• [Stated goal]: Find the string "αεροδρόμια" and gather every line that holds it.

─── Entries supplied

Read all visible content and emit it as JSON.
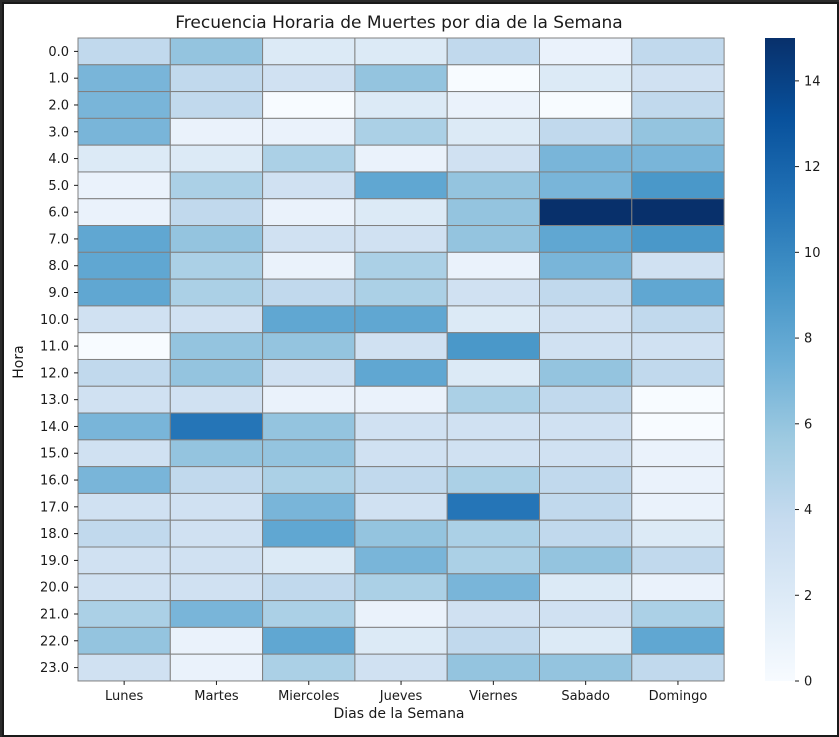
{
  "chart_data": {
    "type": "heatmap",
    "title": "Frecuencia Horaria de Muertes por dia de la Semana",
    "xlabel": "Dias de la Semana",
    "ylabel": "Hora",
    "x_categories": [
      "Lunes",
      "Martes",
      "Miercoles",
      "Jueves",
      "Viernes",
      "Sabado",
      "Domingo"
    ],
    "y_categories": [
      "0.0",
      "1.0",
      "2.0",
      "3.0",
      "4.0",
      "5.0",
      "6.0",
      "7.0",
      "8.0",
      "9.0",
      "10.0",
      "11.0",
      "12.0",
      "13.0",
      "14.0",
      "15.0",
      "16.0",
      "17.0",
      "18.0",
      "19.0",
      "20.0",
      "21.0",
      "22.0",
      "23.0"
    ],
    "values": [
      [
        4,
        6,
        2,
        2,
        4,
        1,
        4
      ],
      [
        7,
        4,
        3,
        6,
        0,
        2,
        3
      ],
      [
        7,
        4,
        0,
        2,
        1,
        0,
        4
      ],
      [
        7,
        1,
        1,
        5,
        2,
        4,
        6
      ],
      [
        2,
        2,
        5,
        1,
        3,
        7,
        7
      ],
      [
        1,
        5,
        3,
        8,
        6,
        7,
        9
      ],
      [
        1,
        4,
        1,
        2,
        6,
        15,
        15
      ],
      [
        8,
        6,
        3,
        3,
        6,
        8,
        9
      ],
      [
        8,
        5,
        1,
        5,
        1,
        7,
        3
      ],
      [
        8,
        5,
        4,
        5,
        3,
        4,
        8
      ],
      [
        3,
        3,
        8,
        8,
        2,
        3,
        4
      ],
      [
        0,
        6,
        6,
        3,
        9,
        3,
        3
      ],
      [
        4,
        6,
        3,
        8,
        2,
        6,
        4
      ],
      [
        3,
        3,
        1,
        1,
        5,
        4,
        0
      ],
      [
        7,
        11,
        6,
        3,
        3,
        3,
        0
      ],
      [
        3,
        6,
        6,
        3,
        3,
        3,
        1
      ],
      [
        7,
        4,
        5,
        4,
        5,
        4,
        1
      ],
      [
        3,
        3,
        7,
        3,
        11,
        4,
        1
      ],
      [
        4,
        3,
        8,
        6,
        5,
        4,
        2
      ],
      [
        3,
        3,
        2,
        7,
        5,
        6,
        4
      ],
      [
        3,
        3,
        4,
        5,
        7,
        2,
        1
      ],
      [
        5,
        7,
        5,
        1,
        3,
        3,
        5
      ],
      [
        6,
        1,
        8,
        2,
        4,
        2,
        8
      ],
      [
        3,
        1,
        5,
        3,
        6,
        6,
        4
      ]
    ],
    "vmin": 0,
    "vmax": 15,
    "colormap": "Blues",
    "colorbar_ticks": [
      "0",
      "2",
      "4",
      "6",
      "8",
      "10",
      "12",
      "14"
    ],
    "cell_border_color": "#808080"
  }
}
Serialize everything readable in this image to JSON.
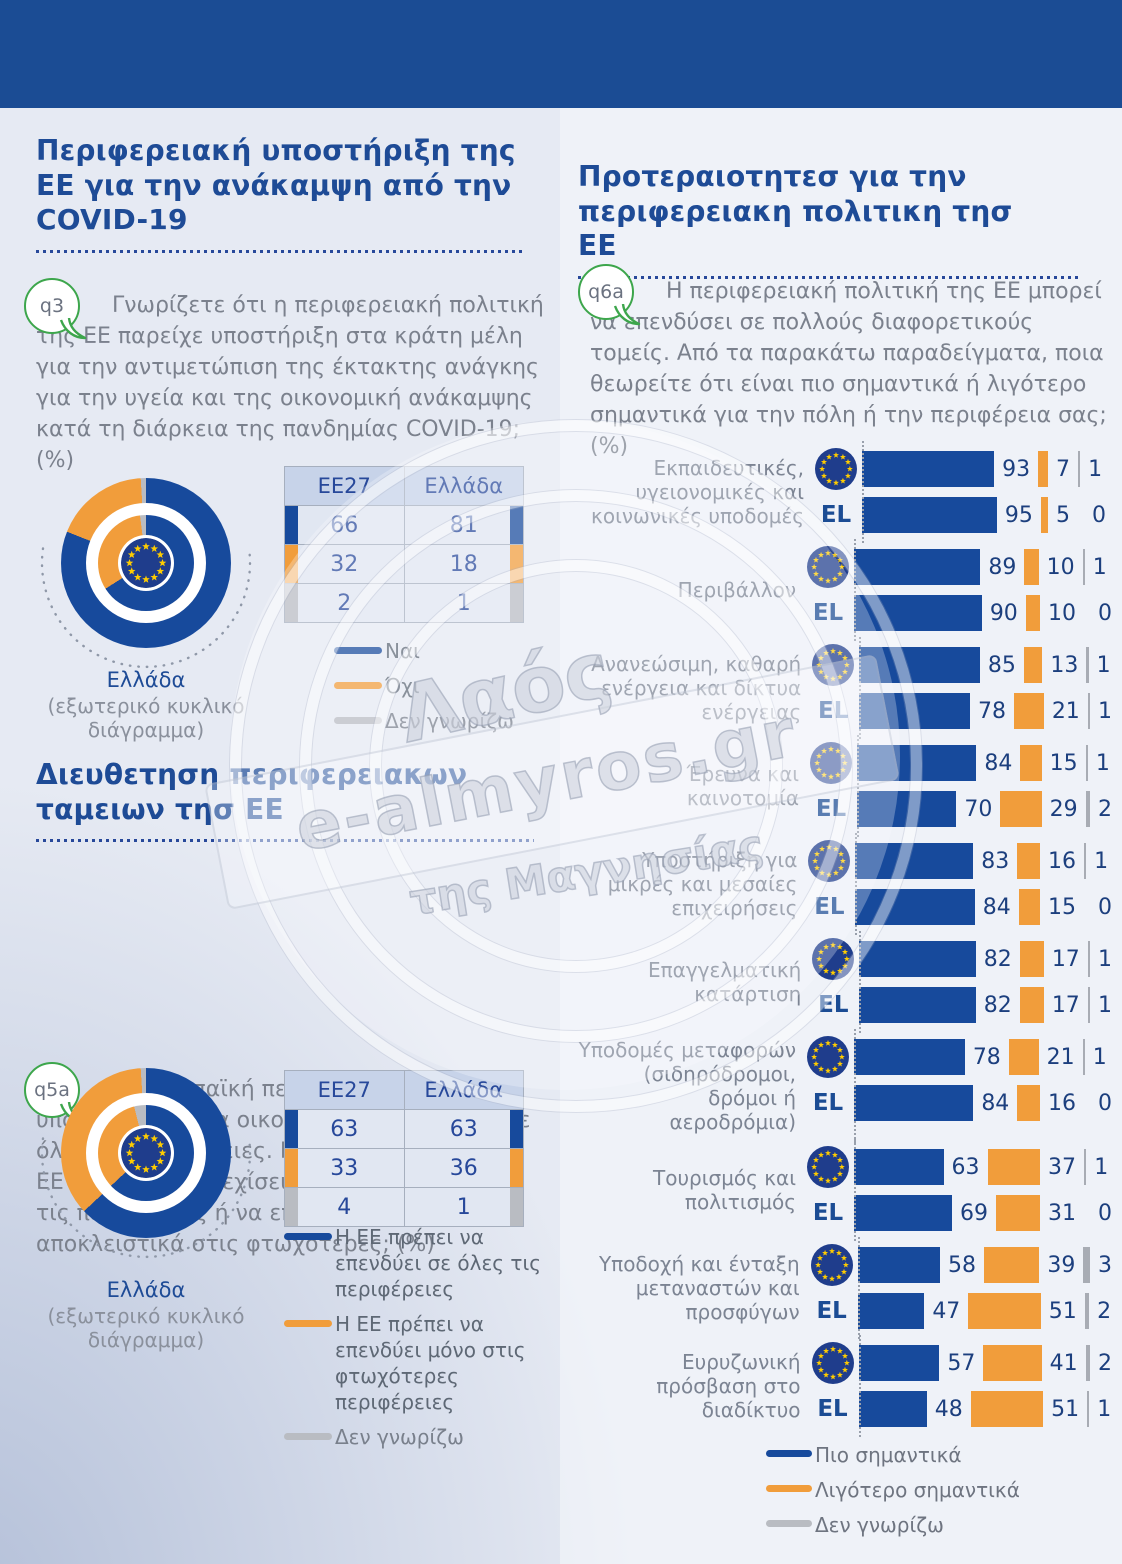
{
  "colors": {
    "blue": "#174A9C",
    "orange": "#F19D3B",
    "gray": "#B9BCC2",
    "tick_gray": "#A8ACB4",
    "navy": "#1E4B96",
    "header_band": "#1B4C94",
    "green": "#3DA64C",
    "text_gray": "#7B818D",
    "flag_navy": "#1F3D8C",
    "star_yellow": "#FFCC00"
  },
  "left": {
    "section1": {
      "title": "Περιφερειακή υποστήριξη της ΕΕ για την ανάκαμψη από την COVID-19",
      "q_label": "q3",
      "question": "Γνωρίζετε ότι η περιφερειακή πολιτική της ΕΕ παρείχε υποστήριξη στα κράτη μέλη για την αντιμετώπιση της έκτακτης ανάγκης για την υγεία και της οικονομική ανάκαμψης κατά τη διάρκεια της πανδημίας COVID-19; (%)",
      "donut": {
        "outer_label": "Ελλάδα",
        "outer_sublabel": "(εξωτερικό κυκλικό διάγραμμα)",
        "outer_values": [
          81,
          18,
          1
        ],
        "inner_values": [
          66,
          32,
          2
        ]
      },
      "table": {
        "headers": [
          "ΕΕ27",
          "Ελλάδα"
        ],
        "rows": [
          [
            66,
            81
          ],
          [
            32,
            18
          ],
          [
            2,
            1
          ]
        ]
      },
      "legend": [
        "Ναι",
        "Όχι",
        "Δεν γνωρίζω"
      ]
    },
    "section2": {
      "title": "Διευθετηση περιφερειακων ταμειων τησ ΕΕ",
      "q_label": "q5a",
      "question": "Η ευρωπαϊκή περιφερειακή πολιτική υποστηρίζει έργα οικονομικής ανάπτυξης σε όλες τις περιφέρειες. Κατά τη γνώμη σας, η ΕΕ πρέπει να συνεχίσει να επενδύει σε όλες τις περιφέρειες ή να επικεντρωθεί αποκλειστικά στις φτωχότερες; (%)",
      "donut": {
        "outer_label": "Ελλάδα",
        "outer_sublabel": "(εξωτερικό κυκλικό διάγραμμα)",
        "outer_values": [
          63,
          36,
          1
        ],
        "inner_values": [
          63,
          33,
          4
        ]
      },
      "table": {
        "headers": [
          "ΕΕ27",
          "Ελλάδα"
        ],
        "rows": [
          [
            63,
            63
          ],
          [
            33,
            36
          ],
          [
            4,
            1
          ]
        ]
      },
      "legend": [
        "Η ΕΕ πρέπει να επενδύει σε όλες τις περιφέρειες",
        "Η ΕΕ πρέπει να επενδύει μόνο στις φτωχότερες περιφέρειες",
        "Δεν γνωρίζω"
      ]
    }
  },
  "right": {
    "title": "Προτεραιοτητεσ για την περιφερειακη πολιτικη τησ ΕΕ",
    "q_label": "q6a",
    "question": "Η περιφερειακή πολιτική της ΕΕ μπορεί να επενδύσει σε πολλούς διαφορετικούς τομείς. Από τα παρακάτω παραδείγματα, ποια θεωρείτε ότι είναι πιο σημαντικά ή λιγότερο σημαντικά για την πόλη ή την περιφέρεια σας; (%)",
    "el_label": "EL",
    "rows": [
      {
        "category": "Εκπαιδευτικές, υγειονομικές και κοινωνικές υποδομές",
        "eu": [
          93,
          7,
          1
        ],
        "el": [
          95,
          5,
          0
        ]
      },
      {
        "category": "Περιβάλλον",
        "eu": [
          89,
          10,
          1
        ],
        "el": [
          90,
          10,
          0
        ]
      },
      {
        "category": "Ανανεώσιμη, καθαρή ενέργεια και δίκτυα ενέργειας",
        "eu": [
          85,
          13,
          1
        ],
        "el": [
          78,
          21,
          1
        ]
      },
      {
        "category": "Έρευνα και καινοτομία",
        "eu": [
          84,
          15,
          1
        ],
        "el": [
          70,
          29,
          2
        ]
      },
      {
        "category": "Υποστήριξη για μικρές και μεσαίες επιχειρήσεις",
        "eu": [
          83,
          16,
          1
        ],
        "el": [
          84,
          15,
          0
        ]
      },
      {
        "category": "Επαγγελματική κατάρτιση",
        "eu": [
          82,
          17,
          1
        ],
        "el": [
          82,
          17,
          1
        ]
      },
      {
        "category": "Υποδομές μεταφορών (σιδηρόδρομοι, δρόμοι ή αεροδρόμια)",
        "eu": [
          78,
          21,
          1
        ],
        "el": [
          84,
          16,
          0
        ]
      },
      {
        "category": "Τουρισμός και πολιτισμός",
        "eu": [
          63,
          37,
          1
        ],
        "el": [
          69,
          31,
          0
        ]
      },
      {
        "category": "Υποδοχή και ένταξη μεταναστών και προσφύγων",
        "eu": [
          58,
          39,
          3
        ],
        "el": [
          47,
          51,
          2
        ]
      },
      {
        "category": "Ευρυζωνική πρόσβαση στο διαδίκτυο",
        "eu": [
          57,
          41,
          2
        ],
        "el": [
          48,
          51,
          1
        ]
      }
    ],
    "legend": [
      "Πιο σημαντικά",
      "Λιγότερο σημαντικά",
      "Δεν γνωρίζω"
    ]
  },
  "watermark": {
    "line1": "Λαός",
    "line2": "e-almyros.gr",
    "line3": "της Μαγνησίας"
  },
  "chart_data": [
    {
      "type": "pie",
      "subtype": "double-donut",
      "question_id": "q3",
      "title": "Γνωρίζετε ότι η περιφερειακή πολιτική της ΕΕ παρείχε υποστήριξη στα κράτη μέλη για την αντιμετώπιση της έκτακτης ανάγκης για την υγεία και της οικονομική ανάκαμψης κατά τη διάρκεια της πανδημίας COVID-19; (%)",
      "labels": [
        "Ναι",
        "Όχι",
        "Δεν γνωρίζω"
      ],
      "series": [
        {
          "name": "ΕΕ27",
          "ring": "inner",
          "values": [
            66,
            32,
            2
          ]
        },
        {
          "name": "Ελλάδα",
          "ring": "outer",
          "values": [
            81,
            18,
            1
          ]
        }
      ]
    },
    {
      "type": "pie",
      "subtype": "double-donut",
      "question_id": "q5a",
      "title": "Η ευρωπαϊκή περιφερειακή πολιτική υποστηρίζει έργα οικονομικής ανάπτυξης σε όλες τις περιφέρειες. Κατά τη γνώμη σας, η ΕΕ πρέπει να συνεχίσει να επενδύει σε όλες τις περιφέρειες ή να επικεντρωθεί αποκλειστικά στις φτωχότερες; (%)",
      "labels": [
        "Η ΕΕ πρέπει να επενδύει σε όλες τις περιφέρειες",
        "Η ΕΕ πρέπει να επενδύει μόνο στις φτωχότερες περιφέρειες",
        "Δεν γνωρίζω"
      ],
      "series": [
        {
          "name": "ΕΕ27",
          "ring": "inner",
          "values": [
            63,
            33,
            4
          ]
        },
        {
          "name": "Ελλάδα",
          "ring": "outer",
          "values": [
            63,
            36,
            1
          ]
        }
      ]
    },
    {
      "type": "bar",
      "orientation": "horizontal",
      "stacked": true,
      "question_id": "q6a",
      "title": "Η περιφερειακή πολιτική της ΕΕ μπορεί να επενδύσει σε πολλούς διαφορετικούς τομείς. Από τα παρακάτω παραδείγματα, ποια θεωρείτε ότι είναι πιο σημαντικά ή λιγότερο σημαντικά για την πόλη ή την περιφέρεια σας; (%)",
      "series_labels": [
        "Πιο σημαντικά",
        "Λιγότερο σημαντικά",
        "Δεν γνωρίζω"
      ],
      "categories": [
        "Εκπαιδευτικές, υγειονομικές και κοινωνικές υποδομές",
        "Περιβάλλον",
        "Ανανεώσιμη, καθαρή ενέργεια και δίκτυα ενέργειας",
        "Έρευνα και καινοτομία",
        "Υποστήριξη για μικρές και μεσαίες επιχειρήσεις",
        "Επαγγελματική κατάρτιση",
        "Υποδομές μεταφορών (σιδηρόδρομοι, δρόμοι ή αεροδρόμια)",
        "Τουρισμός και πολιτισμός",
        "Υποδοχή και ένταξη μεταναστών και προσφύγων",
        "Ευρυζωνική πρόσβαση στο διαδίκτυο"
      ],
      "groups": [
        {
          "ΕΕ27": [
            93,
            7,
            1
          ],
          "EL": [
            95,
            5,
            0
          ]
        },
        {
          "ΕΕ27": [
            89,
            10,
            1
          ],
          "EL": [
            90,
            10,
            0
          ]
        },
        {
          "ΕΕ27": [
            85,
            13,
            1
          ],
          "EL": [
            78,
            21,
            1
          ]
        },
        {
          "ΕΕ27": [
            84,
            15,
            1
          ],
          "EL": [
            70,
            29,
            2
          ]
        },
        {
          "ΕΕ27": [
            83,
            16,
            1
          ],
          "EL": [
            84,
            15,
            0
          ]
        },
        {
          "ΕΕ27": [
            82,
            17,
            1
          ],
          "EL": [
            82,
            17,
            1
          ]
        },
        {
          "ΕΕ27": [
            78,
            21,
            1
          ],
          "EL": [
            84,
            16,
            0
          ]
        },
        {
          "ΕΕ27": [
            63,
            37,
            1
          ],
          "EL": [
            69,
            31,
            0
          ]
        },
        {
          "ΕΕ27": [
            58,
            39,
            3
          ],
          "EL": [
            47,
            51,
            2
          ]
        },
        {
          "ΕΕ27": [
            57,
            41,
            2
          ],
          "EL": [
            48,
            51,
            1
          ]
        }
      ]
    }
  ]
}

──────

• [Output for this task]:
        "category": "Υποδομές μεταφορών (σιδηρόδρομοι, δρόμοι ή αεροδρόμια)",
        "Υποδομές μεταφορών (σιδηρόδρομοι, δρόμοι ή αεροδρόμια)",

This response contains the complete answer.